Connectors: connect to data sources and sinks
A Feldera pipeline can process data from multiple heterogeneous sources and produce outputs to multiple heterogeneous destinations. To this end it relies on a growing library of input and output connectors.
Basics
A connector is a Feldera API object that describes an external data source or sink such as a database table or a Kafka topic. Connectors work together with other API objects, namely programs and pipelines, to build end-to-end streaming analytics pipelines.
- A program defines a set of SQL tables and views.
- A pipeline consists of a program with input and output connectors attached to it.
- A connector must explicitly be attached to a table (for input) or view (for output) of a pipeline.
- A connector can be attached to the tables/views of one or more pipelines, and can even be attached to multiple tables (for input) or views (for output) within the same pipeline.
- Connectors are managed through the API under the /v0/connectors/... endpoints. They can be retrieved individually or as a list, created, overwritten, modified and deleted.
- If changes are made to the connectors of a running pipeline, they will only be applied when the pipeline is restarted.
A connector specification consists of three parts:
- Generic attributes common to all connectors, such as backpressure thresholds.
- Transport specification, which defines the data transport to be used by the connector (e.g., Kafka, URL, Delta Lake, etc.) and its configuration.
- Data format specification, which defines the data format for the connector (e.g., CSV, JSON, Parquet, or Avro), and its specific dialect.

Requirement
Can you keep writing the Feldera connectors page, starting right after its last line?

Entries
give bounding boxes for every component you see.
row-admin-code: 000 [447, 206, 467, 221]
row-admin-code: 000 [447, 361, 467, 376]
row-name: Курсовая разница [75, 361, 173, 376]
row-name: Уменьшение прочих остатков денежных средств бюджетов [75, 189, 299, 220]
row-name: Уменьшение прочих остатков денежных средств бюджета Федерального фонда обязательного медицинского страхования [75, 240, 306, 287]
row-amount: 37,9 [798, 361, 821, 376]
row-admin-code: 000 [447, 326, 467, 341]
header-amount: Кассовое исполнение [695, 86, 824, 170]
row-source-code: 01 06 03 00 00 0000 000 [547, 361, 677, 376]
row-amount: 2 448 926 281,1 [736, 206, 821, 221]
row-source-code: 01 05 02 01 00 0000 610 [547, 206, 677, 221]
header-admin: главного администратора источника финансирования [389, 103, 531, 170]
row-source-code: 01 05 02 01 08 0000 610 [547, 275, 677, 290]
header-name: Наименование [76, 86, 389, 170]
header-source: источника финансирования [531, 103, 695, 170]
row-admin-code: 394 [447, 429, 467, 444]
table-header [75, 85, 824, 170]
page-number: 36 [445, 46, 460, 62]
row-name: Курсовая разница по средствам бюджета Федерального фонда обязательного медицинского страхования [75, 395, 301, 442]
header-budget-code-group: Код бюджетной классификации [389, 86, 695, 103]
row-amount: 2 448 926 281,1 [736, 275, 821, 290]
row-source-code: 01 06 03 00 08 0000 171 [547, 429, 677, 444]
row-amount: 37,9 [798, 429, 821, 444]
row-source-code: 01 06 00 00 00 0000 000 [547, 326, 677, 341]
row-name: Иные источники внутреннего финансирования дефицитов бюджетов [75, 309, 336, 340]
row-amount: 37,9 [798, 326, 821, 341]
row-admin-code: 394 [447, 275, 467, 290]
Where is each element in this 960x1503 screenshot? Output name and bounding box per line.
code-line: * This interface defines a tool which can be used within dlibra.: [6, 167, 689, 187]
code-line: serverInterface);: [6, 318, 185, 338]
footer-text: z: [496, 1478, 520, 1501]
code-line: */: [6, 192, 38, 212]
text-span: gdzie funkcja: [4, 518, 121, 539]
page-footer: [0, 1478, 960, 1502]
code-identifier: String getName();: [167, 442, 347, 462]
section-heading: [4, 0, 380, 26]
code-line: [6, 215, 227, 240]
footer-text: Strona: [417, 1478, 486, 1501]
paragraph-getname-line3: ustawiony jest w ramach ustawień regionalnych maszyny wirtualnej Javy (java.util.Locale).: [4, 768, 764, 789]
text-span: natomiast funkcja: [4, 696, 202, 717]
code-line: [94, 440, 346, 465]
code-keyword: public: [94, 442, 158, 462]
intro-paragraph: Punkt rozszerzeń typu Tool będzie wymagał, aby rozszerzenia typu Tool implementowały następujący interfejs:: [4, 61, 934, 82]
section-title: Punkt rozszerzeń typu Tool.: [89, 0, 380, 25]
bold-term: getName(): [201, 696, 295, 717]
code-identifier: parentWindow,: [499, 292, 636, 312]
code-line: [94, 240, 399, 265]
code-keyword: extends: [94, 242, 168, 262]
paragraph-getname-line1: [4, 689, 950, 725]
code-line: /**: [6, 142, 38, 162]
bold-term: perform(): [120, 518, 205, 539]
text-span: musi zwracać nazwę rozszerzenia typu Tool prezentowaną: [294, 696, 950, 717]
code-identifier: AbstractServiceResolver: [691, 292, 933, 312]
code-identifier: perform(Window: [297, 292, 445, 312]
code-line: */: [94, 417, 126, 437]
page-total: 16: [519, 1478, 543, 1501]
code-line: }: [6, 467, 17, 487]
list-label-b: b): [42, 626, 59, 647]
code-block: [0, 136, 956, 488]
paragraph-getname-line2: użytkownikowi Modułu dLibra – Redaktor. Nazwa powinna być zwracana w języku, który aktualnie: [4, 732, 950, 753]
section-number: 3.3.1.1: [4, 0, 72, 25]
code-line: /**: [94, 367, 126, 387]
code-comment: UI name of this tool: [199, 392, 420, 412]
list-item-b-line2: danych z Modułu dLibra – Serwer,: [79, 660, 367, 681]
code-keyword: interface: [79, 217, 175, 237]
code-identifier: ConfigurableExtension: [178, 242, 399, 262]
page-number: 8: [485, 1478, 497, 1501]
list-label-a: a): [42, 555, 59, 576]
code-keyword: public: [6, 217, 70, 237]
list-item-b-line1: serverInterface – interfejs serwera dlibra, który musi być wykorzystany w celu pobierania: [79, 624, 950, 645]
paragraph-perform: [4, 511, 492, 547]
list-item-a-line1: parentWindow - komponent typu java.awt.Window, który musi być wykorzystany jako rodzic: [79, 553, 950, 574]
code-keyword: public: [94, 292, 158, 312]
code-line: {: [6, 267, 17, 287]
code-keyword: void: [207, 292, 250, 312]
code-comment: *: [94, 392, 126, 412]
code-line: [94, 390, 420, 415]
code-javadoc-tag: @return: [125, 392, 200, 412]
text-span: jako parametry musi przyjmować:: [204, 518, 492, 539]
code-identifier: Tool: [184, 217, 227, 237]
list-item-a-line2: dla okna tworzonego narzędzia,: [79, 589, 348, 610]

Output below
This architecture allows the user to combine different transports and data formats.
Note: these basics apply to all connectors except the HTTP input and output connectors which are not managed by the user, as they directly feed/fetch data into/from a pipeline via dedicated pipeline endpoints.
Configuring the output buffer
By default a Feldera pipeline sends a batch of changes to the output transport for each batch of input updates it processes. This can result in a stream of small updates, which is normal and even preferable for output transports like Kafka; however it can cause performance problems for other connectors, such as the Delta Lake connector by creating a large number of small files.
The output buffer mechanism is designed to solve this problem by decoupling the rate at which the pipeline pushes changes to the output transport from the rate of input changes. It works by accumulating updates inside the pipeline for up to a user-defined period of time or until accumulating a user-defined number of updates and writing them as a single batch to the output transport.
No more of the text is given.